Dataset items:
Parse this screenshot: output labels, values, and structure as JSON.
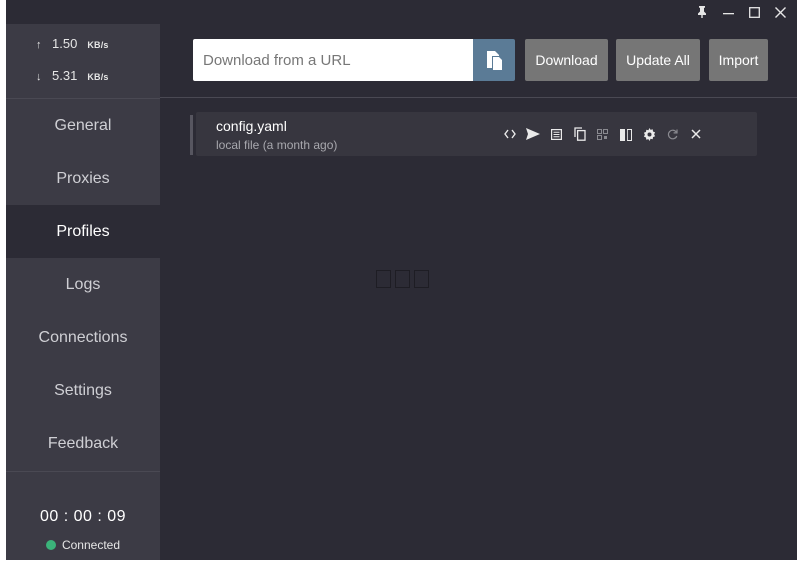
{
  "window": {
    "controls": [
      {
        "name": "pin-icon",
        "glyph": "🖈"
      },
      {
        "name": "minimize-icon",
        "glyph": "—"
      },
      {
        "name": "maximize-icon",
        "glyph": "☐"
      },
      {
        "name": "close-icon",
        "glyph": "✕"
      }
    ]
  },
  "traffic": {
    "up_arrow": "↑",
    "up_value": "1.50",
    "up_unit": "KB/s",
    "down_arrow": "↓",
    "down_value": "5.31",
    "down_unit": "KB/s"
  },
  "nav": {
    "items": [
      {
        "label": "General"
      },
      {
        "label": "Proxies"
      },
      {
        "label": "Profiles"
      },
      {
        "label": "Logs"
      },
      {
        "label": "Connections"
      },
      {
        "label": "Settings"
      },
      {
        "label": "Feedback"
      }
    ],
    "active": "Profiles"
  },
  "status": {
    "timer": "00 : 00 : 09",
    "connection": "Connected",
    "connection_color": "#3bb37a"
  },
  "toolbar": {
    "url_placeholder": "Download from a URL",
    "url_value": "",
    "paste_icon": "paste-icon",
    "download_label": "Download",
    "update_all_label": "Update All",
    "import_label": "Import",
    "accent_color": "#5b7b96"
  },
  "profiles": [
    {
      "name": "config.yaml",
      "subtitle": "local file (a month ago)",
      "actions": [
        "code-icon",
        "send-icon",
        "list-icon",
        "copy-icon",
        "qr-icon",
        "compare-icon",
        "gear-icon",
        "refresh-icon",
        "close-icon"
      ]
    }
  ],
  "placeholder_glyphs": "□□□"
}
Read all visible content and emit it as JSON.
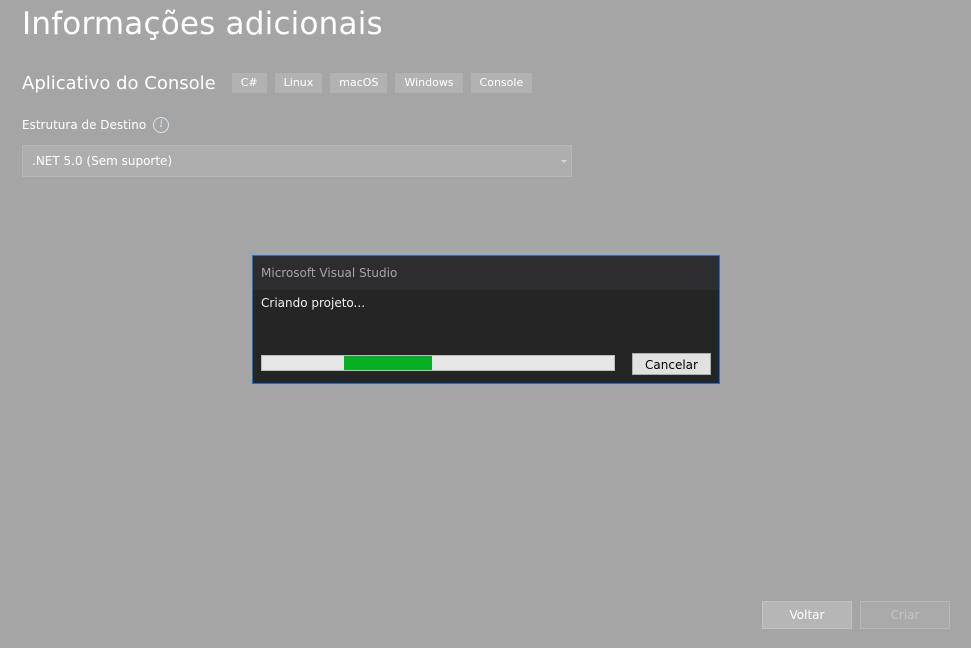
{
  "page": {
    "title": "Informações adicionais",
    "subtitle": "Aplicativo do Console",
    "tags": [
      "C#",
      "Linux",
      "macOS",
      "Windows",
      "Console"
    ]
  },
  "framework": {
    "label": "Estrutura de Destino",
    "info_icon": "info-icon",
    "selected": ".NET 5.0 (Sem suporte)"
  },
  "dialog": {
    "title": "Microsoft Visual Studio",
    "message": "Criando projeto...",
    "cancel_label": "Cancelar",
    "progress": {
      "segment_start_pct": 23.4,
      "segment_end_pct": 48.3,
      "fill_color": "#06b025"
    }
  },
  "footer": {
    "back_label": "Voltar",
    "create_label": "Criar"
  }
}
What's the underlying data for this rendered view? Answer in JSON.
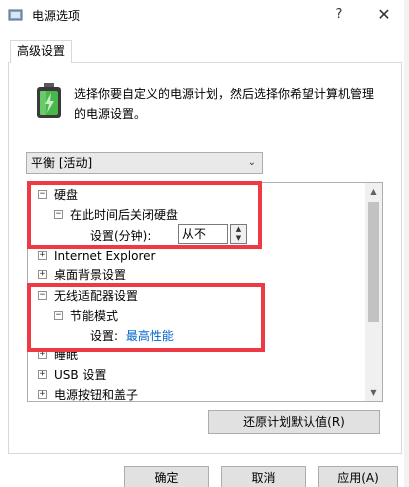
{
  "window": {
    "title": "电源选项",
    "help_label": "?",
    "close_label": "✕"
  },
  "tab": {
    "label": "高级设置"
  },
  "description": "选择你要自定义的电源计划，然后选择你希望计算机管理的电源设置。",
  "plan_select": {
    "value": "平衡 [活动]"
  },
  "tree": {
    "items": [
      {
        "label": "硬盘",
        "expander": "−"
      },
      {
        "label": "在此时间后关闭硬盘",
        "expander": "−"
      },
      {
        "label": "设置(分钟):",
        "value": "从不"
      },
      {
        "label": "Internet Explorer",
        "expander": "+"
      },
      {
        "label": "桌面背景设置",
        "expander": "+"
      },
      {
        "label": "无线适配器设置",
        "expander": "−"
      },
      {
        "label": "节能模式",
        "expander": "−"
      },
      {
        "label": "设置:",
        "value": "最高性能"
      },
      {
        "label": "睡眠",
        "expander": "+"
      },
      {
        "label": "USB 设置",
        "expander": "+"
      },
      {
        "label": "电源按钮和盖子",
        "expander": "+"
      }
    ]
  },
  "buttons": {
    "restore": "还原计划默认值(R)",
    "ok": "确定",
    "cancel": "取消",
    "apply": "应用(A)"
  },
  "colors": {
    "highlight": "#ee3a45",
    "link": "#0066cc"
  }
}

* * *

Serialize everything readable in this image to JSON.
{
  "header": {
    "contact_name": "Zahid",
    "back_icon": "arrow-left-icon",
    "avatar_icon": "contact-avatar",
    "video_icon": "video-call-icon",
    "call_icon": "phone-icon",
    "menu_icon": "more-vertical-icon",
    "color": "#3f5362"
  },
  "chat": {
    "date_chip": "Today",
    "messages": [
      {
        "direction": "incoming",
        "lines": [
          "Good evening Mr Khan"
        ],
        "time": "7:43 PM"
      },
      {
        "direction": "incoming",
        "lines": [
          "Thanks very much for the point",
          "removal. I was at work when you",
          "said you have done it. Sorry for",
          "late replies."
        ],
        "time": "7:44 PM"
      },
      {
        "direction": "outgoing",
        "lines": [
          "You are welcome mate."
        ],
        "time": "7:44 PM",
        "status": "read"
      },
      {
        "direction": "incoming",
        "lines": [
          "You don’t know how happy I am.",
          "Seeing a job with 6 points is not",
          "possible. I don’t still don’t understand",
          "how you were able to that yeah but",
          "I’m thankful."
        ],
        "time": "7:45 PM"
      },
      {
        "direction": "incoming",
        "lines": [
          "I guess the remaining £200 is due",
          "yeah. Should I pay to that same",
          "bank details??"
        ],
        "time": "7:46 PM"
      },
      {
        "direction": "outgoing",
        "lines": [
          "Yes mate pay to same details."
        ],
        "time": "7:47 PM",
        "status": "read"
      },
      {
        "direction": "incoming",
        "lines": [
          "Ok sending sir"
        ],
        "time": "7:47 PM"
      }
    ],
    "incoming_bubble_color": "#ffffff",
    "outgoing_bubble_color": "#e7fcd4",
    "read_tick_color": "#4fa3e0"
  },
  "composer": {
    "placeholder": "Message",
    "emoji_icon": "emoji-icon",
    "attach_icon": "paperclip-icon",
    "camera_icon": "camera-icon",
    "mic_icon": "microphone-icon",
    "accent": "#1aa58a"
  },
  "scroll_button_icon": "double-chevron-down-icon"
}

== What you are asked to do ==
Report only the count of lines that include the string "details".

== Exercise response ==
2